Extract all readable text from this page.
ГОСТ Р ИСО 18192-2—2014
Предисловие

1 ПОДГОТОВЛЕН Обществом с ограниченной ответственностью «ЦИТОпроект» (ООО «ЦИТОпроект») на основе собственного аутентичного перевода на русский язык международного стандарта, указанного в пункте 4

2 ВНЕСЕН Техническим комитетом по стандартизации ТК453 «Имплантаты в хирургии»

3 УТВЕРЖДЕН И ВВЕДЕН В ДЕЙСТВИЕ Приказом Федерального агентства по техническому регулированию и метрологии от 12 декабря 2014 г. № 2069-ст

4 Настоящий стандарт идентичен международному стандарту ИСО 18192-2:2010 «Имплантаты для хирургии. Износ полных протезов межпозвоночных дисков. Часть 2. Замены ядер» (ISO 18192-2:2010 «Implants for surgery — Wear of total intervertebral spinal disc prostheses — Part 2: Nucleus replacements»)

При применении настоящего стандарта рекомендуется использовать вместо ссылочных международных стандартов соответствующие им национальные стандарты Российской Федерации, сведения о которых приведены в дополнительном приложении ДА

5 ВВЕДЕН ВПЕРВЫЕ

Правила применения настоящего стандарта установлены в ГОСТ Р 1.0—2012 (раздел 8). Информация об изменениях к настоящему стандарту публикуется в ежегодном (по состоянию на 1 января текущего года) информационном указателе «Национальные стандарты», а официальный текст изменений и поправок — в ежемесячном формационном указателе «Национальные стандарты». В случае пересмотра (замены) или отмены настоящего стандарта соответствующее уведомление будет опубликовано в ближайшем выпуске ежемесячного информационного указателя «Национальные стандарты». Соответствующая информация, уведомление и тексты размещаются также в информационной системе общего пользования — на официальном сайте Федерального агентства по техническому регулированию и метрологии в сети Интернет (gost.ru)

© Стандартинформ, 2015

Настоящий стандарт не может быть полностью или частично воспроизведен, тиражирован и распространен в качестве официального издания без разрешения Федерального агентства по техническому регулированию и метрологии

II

▬▬▬▬▬▬

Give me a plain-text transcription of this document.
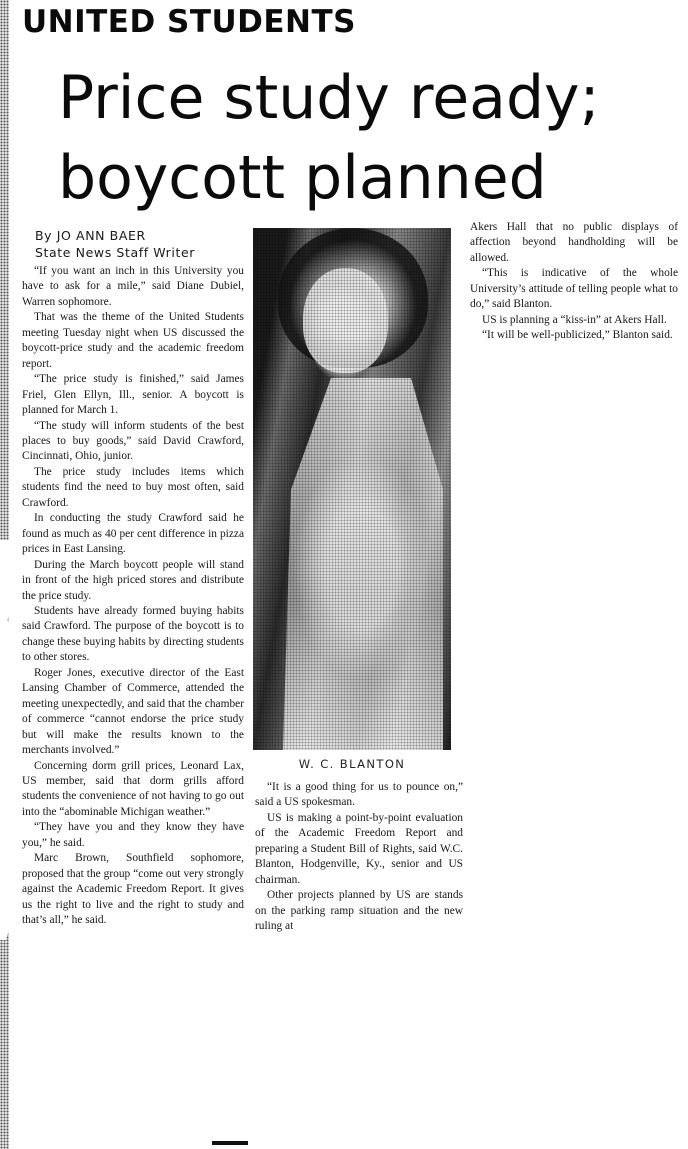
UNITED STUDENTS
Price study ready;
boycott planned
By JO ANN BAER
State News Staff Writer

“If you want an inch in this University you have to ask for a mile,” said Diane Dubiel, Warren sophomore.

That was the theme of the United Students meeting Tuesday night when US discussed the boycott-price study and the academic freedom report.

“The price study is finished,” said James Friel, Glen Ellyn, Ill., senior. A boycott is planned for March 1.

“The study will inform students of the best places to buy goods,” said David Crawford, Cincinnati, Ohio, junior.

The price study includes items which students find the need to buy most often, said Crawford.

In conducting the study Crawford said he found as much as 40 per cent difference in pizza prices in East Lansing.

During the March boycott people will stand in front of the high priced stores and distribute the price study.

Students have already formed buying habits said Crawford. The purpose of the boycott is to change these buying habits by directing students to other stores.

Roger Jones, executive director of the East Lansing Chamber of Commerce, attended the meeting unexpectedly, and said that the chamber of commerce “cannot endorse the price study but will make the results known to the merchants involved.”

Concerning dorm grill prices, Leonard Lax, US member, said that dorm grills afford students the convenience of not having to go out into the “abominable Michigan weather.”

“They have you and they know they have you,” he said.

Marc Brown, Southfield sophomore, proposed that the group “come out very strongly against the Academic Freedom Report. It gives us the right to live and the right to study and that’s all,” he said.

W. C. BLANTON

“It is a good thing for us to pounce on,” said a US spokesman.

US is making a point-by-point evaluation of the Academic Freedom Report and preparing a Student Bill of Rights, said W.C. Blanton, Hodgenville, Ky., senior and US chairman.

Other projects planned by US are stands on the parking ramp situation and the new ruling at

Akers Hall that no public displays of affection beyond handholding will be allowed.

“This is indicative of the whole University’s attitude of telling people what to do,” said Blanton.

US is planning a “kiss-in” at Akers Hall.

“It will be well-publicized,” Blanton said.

▬▬▬▬▬▬

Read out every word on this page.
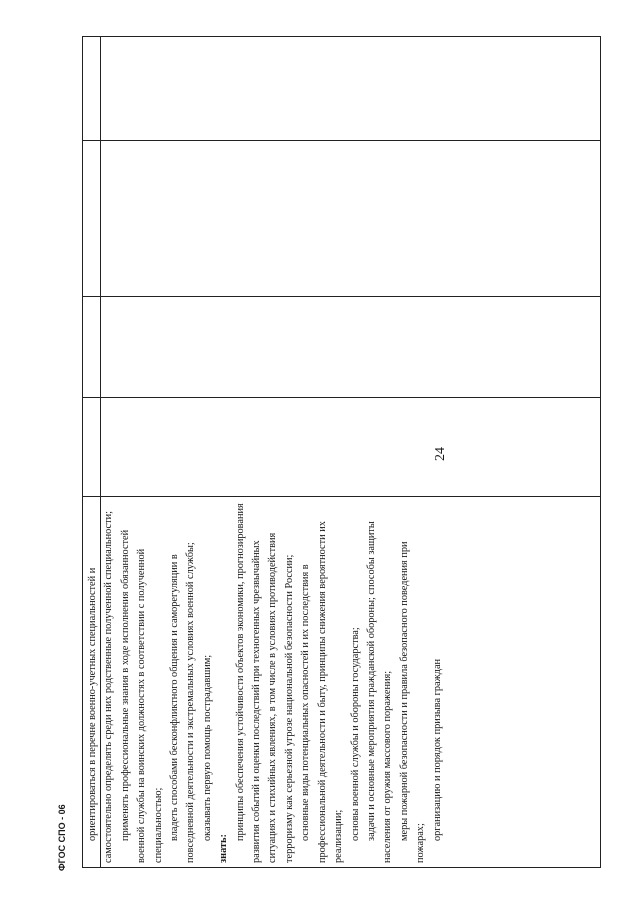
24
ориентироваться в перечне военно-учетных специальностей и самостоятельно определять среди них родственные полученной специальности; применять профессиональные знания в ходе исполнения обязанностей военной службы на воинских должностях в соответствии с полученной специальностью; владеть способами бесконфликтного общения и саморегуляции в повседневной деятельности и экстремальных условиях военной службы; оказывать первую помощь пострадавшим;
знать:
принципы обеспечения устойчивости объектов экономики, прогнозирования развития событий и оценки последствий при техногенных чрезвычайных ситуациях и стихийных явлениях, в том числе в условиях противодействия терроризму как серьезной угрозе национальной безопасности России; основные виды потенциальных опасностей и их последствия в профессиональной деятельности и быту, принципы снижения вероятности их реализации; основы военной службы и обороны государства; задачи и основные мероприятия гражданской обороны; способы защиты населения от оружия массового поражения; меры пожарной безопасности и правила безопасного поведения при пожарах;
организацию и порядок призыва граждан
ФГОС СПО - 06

▬▬▬▬▬▬

> _AIM_: Show every line from the entries above in which the word "senior" appears.

> _TASK ANSWER_:
“The price study is finished,” said James Friel, Glen Ellyn, Ill., senior. A boycott is planned for March 1.
US is making a point-by-point evaluation of the Academic Freedom Report and preparing a Student Bill of Rights, said W.C. Blanton, Hodgenville, Ky., senior and US chairman.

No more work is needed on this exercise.